- Data provided -
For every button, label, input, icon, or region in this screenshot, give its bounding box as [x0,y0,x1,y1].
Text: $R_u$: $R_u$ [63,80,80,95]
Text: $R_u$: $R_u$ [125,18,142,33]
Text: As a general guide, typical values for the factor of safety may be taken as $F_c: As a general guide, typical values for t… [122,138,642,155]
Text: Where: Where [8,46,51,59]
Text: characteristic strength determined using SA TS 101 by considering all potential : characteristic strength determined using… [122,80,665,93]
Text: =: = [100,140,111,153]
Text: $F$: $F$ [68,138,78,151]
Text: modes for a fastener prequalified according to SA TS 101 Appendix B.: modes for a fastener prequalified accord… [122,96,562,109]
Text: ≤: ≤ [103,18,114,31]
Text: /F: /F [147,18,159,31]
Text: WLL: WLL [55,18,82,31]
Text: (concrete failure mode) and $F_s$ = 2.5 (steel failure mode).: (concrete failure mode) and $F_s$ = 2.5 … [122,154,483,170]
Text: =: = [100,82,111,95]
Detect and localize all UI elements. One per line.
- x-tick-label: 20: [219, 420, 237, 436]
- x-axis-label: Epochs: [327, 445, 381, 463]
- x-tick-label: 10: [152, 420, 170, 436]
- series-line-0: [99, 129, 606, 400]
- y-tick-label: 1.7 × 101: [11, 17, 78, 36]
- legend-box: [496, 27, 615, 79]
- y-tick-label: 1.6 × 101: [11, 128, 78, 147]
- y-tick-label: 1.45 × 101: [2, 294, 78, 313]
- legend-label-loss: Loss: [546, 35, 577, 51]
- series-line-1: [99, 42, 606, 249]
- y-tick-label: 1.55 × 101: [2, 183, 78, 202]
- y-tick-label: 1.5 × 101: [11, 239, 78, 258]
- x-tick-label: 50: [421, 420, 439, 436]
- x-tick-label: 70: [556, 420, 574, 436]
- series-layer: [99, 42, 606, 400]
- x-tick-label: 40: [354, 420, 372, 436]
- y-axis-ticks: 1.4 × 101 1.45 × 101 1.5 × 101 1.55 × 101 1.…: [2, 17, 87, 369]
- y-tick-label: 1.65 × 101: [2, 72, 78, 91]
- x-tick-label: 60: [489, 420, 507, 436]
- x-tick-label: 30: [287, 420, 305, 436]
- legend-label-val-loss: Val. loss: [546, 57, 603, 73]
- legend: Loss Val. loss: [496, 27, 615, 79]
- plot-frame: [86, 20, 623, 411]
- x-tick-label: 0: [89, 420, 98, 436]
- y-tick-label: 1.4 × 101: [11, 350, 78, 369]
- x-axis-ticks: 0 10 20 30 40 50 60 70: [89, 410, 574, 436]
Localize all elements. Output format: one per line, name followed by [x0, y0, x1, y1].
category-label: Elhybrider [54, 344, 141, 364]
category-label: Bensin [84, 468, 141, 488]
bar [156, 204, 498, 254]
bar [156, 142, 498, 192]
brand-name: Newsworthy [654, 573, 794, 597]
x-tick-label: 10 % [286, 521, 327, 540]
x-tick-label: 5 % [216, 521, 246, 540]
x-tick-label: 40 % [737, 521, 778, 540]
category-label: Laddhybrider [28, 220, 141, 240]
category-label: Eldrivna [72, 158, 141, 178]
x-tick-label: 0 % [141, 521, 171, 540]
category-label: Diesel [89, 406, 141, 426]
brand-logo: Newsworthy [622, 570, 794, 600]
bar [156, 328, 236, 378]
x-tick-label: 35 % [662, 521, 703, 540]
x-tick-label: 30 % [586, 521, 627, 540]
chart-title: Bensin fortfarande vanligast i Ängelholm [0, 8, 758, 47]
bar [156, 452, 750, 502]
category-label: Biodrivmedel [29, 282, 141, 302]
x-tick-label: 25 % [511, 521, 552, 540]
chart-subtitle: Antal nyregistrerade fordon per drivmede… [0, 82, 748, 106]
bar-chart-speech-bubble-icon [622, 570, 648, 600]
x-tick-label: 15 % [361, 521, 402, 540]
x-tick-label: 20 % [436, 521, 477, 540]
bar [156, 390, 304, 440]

- Aim -
Reproduce all of the data above line for line, without changing any character.

- Solution to this problem -
For every button, label, input, icon, or region in this screenshot, give its bounding box as [x0,y0,x1,y1].
Text: $R_u$: $R_u$ [63,80,80,95]
Text: $R_u$: $R_u$ [125,18,142,33]
Text: As a general guide, typical values for the factor of safety may be taken as $F_c: As a general guide, typical values for t… [122,138,642,155]
Text: Where: Where [8,46,51,59]
Text: characteristic strength determined using SA TS 101 by considering all potential : characteristic strength determined using… [122,80,665,93]
Text: =: = [100,140,111,153]
Text: $F$: $F$ [68,138,78,151]
Text: modes for a fastener prequalified according to SA TS 101 Appendix B.: modes for a fastener prequalified accord… [122,96,562,109]
Text: ≤: ≤ [103,18,114,31]
Text: /F: /F [147,18,159,31]
Text: WLL: WLL [55,18,82,31]
Text: (concrete failure mode) and $F_s$ = 2.5 (steel failure mode).: (concrete failure mode) and $F_s$ = 2.5 … [122,154,483,170]
Text: =: = [100,82,111,95]
Detect and localize all UI elements. One per line.
- x-tick-label: 20: [219, 420, 237, 436]
- x-axis-label: Epochs: [327, 445, 381, 463]
- x-tick-label: 10: [152, 420, 170, 436]
- series-line-0: [99, 129, 606, 400]
- y-tick-label: 1.7 × 101: [11, 17, 78, 36]
- legend-box: [496, 27, 615, 79]
- y-tick-label: 1.6 × 101: [11, 128, 78, 147]
- y-tick-label: 1.45 × 101: [2, 294, 78, 313]
- legend-label-loss: Loss: [546, 35, 577, 51]
- series-line-1: [99, 42, 606, 249]
- y-tick-label: 1.55 × 101: [2, 183, 78, 202]
- y-tick-label: 1.5 × 101: [11, 239, 78, 258]
- x-tick-label: 50: [421, 420, 439, 436]
- x-tick-label: 70: [556, 420, 574, 436]
- series-layer: [99, 42, 606, 400]
- x-tick-label: 40: [354, 420, 372, 436]
- y-axis-ticks: 1.4 × 101 1.45 × 101 1.5 × 101 1.55 × 101 1.…: [2, 17, 87, 369]
- y-tick-label: 1.65 × 101: [2, 72, 78, 91]
- x-tick-label: 60: [489, 420, 507, 436]
- x-tick-label: 30: [287, 420, 305, 436]
- legend-label-val-loss: Val. loss: [546, 57, 603, 73]
- legend: Loss Val. loss: [496, 27, 615, 79]
- plot-frame: [86, 20, 623, 411]
- x-tick-label: 0: [89, 420, 98, 436]
- y-tick-label: 1.4 × 101: [11, 350, 78, 369]
- x-axis-ticks: 0 10 20 30 40 50 60 70: [89, 410, 574, 436]
Localize all elements. Output format: one per line, name followed by [x0, y0, x1, y1].
category-label: Elhybrider [54, 344, 141, 364]
category-label: Bensin [84, 468, 141, 488]
bar [156, 204, 498, 254]
bar [156, 142, 498, 192]
brand-name: Newsworthy [654, 573, 794, 597]
x-tick-label: 10 % [286, 521, 327, 540]
x-tick-label: 5 % [216, 521, 246, 540]
x-tick-label: 40 % [737, 521, 778, 540]
category-label: Laddhybrider [28, 220, 141, 240]
category-label: Eldrivna [72, 158, 141, 178]
x-tick-label: 0 % [141, 521, 171, 540]
category-label: Diesel [89, 406, 141, 426]
brand-logo: Newsworthy [622, 570, 794, 600]
bar [156, 328, 236, 378]
x-tick-label: 35 % [662, 521, 703, 540]
x-tick-label: 30 % [586, 521, 627, 540]
chart-title: Bensin fortfarande vanligast i Ängelholm [0, 8, 758, 47]
bar [156, 452, 750, 502]
category-label: Biodrivmedel [29, 282, 141, 302]
x-tick-label: 25 % [511, 521, 552, 540]
chart-subtitle: Antal nyregistrerade fordon per drivmede… [0, 82, 748, 106]
bar-chart-speech-bubble-icon [622, 570, 648, 600]
x-tick-label: 15 % [361, 521, 402, 540]
x-tick-label: 20 % [436, 521, 477, 540]
bar [156, 390, 304, 440]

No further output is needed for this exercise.